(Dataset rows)
┏━━

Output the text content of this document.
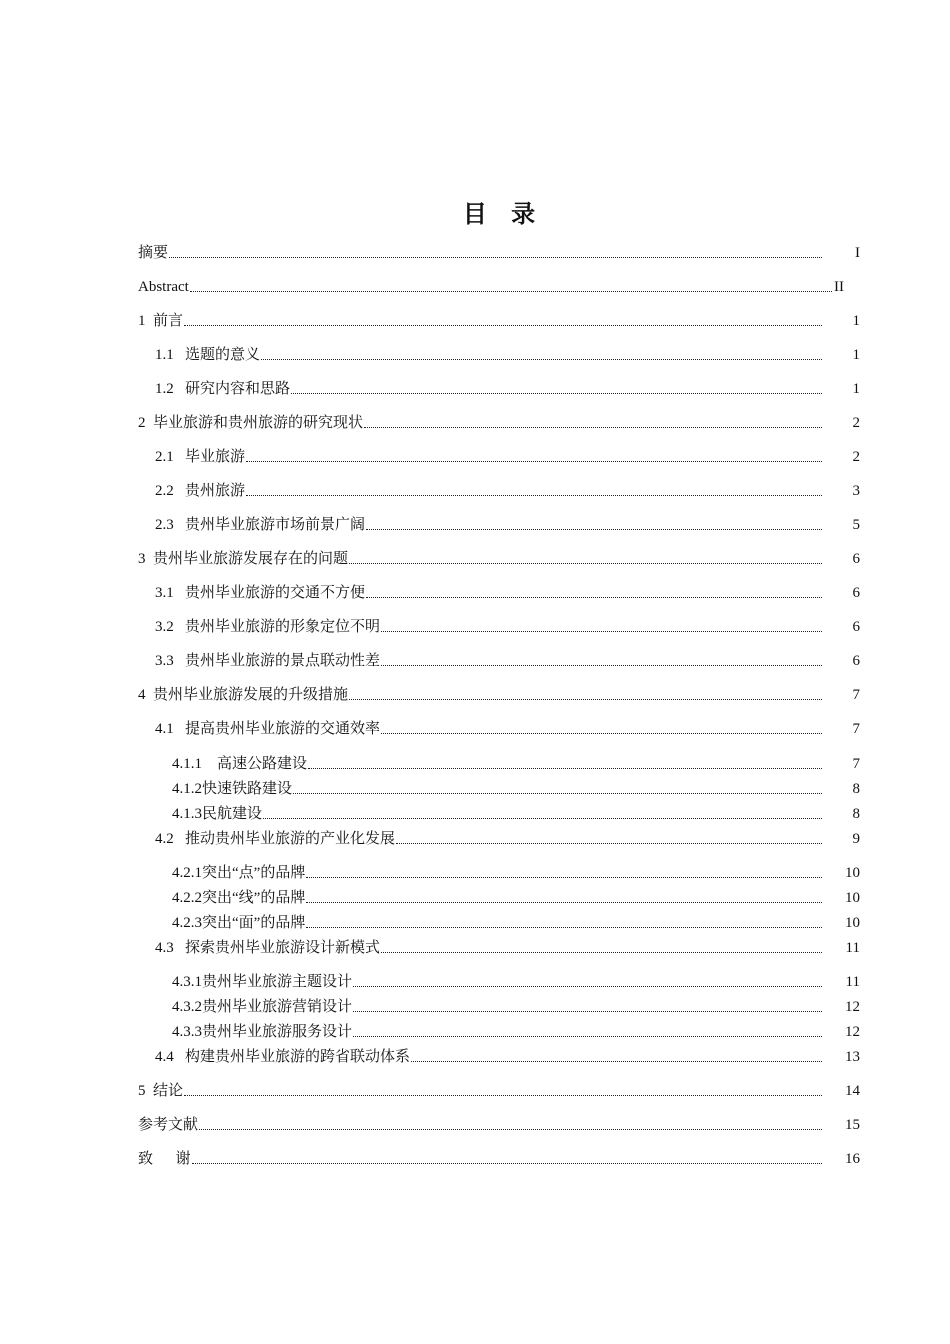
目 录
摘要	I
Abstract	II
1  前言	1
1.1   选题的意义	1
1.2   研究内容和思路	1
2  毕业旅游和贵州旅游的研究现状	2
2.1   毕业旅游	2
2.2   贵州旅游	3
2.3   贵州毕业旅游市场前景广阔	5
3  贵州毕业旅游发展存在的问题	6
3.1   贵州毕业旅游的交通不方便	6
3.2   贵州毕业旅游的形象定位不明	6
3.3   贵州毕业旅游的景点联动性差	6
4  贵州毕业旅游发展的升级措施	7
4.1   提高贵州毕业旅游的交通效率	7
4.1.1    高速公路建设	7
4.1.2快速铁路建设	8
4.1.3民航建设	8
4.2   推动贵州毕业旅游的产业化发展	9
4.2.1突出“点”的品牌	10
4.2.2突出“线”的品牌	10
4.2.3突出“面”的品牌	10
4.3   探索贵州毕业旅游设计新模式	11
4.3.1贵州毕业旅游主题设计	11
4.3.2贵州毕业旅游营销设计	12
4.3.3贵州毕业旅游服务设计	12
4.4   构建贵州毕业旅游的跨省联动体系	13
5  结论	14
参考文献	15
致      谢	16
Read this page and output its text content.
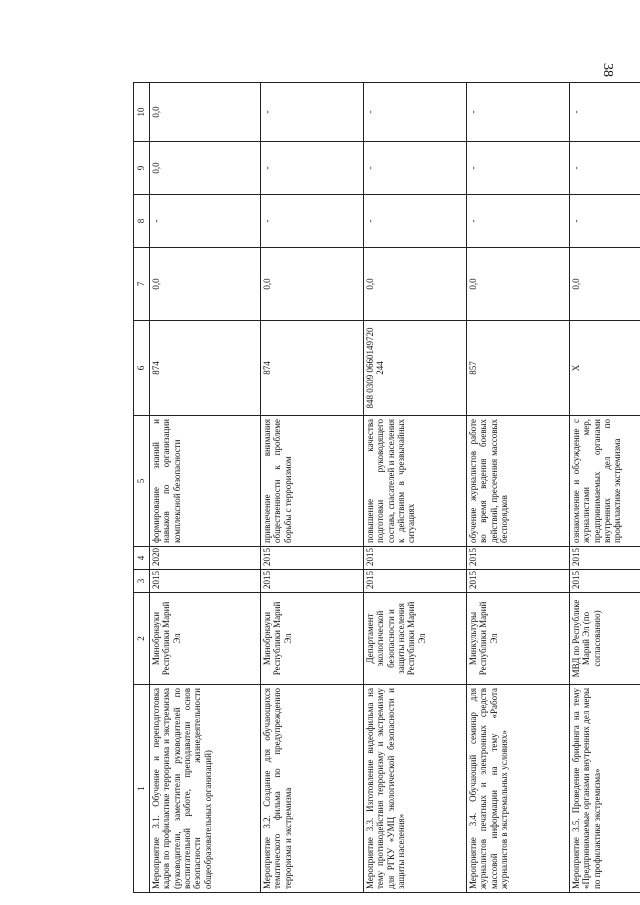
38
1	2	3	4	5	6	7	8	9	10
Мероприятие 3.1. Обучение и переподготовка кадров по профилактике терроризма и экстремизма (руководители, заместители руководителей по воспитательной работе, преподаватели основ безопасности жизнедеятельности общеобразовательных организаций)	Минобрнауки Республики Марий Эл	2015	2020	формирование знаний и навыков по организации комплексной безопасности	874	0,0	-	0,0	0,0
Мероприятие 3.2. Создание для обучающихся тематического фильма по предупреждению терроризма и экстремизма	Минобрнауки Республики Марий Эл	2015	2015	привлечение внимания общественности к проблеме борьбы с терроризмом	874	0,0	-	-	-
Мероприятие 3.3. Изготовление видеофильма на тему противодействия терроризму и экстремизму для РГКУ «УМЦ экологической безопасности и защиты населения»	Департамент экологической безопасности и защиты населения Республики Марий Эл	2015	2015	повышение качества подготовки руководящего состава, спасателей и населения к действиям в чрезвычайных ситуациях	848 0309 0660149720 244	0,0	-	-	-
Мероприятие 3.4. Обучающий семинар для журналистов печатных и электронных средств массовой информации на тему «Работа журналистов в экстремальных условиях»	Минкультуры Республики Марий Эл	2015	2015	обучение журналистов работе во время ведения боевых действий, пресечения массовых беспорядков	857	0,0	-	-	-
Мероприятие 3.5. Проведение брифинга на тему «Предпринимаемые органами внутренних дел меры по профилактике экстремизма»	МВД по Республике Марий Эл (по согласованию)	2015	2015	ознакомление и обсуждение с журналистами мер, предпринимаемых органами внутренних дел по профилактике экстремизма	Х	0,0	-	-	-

┗━━

- **Short problem**
Each line above that includes "Марий" should be shown.

- **Reply to the exercise**
Мероприятие 3.1. Обучение и переподготовка кадров по профилактике терроризма и экстремизма (руководители, заместители руководителей по воспитательной работе, преподаватели основ безопасности жизнедеятельности общеобразовательных организаций)	Минобрнауки Республики Марий Эл	2015	2020	формирование знаний и навыков по организации комплексной безопасности	874	0,0	-	0,0	0,0
Мероприятие 3.2. Создание для обучающихся тематического фильма по предупреждению терроризма и экстремизма	Минобрнауки Республики Марий Эл	2015	2015	привлечение внимания общественности к проблеме борьбы с терроризмом	874	0,0	-	-	-
Мероприятие 3.3. Изготовление видеофильма на тему противодействия терроризму и экстремизму для РГКУ «УМЦ экологической безопасности и защиты населения»	Департамент экологической безопасности и защиты населения Республики Марий Эл	2015	2015	повышение качества подготовки руководящего состава, спасателей и населения к действиям в чрезвычайных ситуациях	848 0309 0660149720 244	0,0	-	-	-
Мероприятие 3.4. Обучающий семинар для журналистов печатных и электронных средств массовой информации на тему «Работа журналистов в экстремальных условиях»	Минкультуры Республики Марий Эл	2015	2015	обучение журналистов работе во время ведения боевых действий, пресечения массовых беспорядков	857	0,0	-	-	-
Мероприятие 3.5. Проведение брифинга на тему «Предпринимаемые органами внутренних дел меры по профилактике экстремизма»	МВД по Республике Марий Эл (по согласованию)	2015	2015	ознакомление и обсуждение с журналистами мер, предпринимаемых органами внутренних дел по профилактике экстремизма	Х	0,0	-	-	-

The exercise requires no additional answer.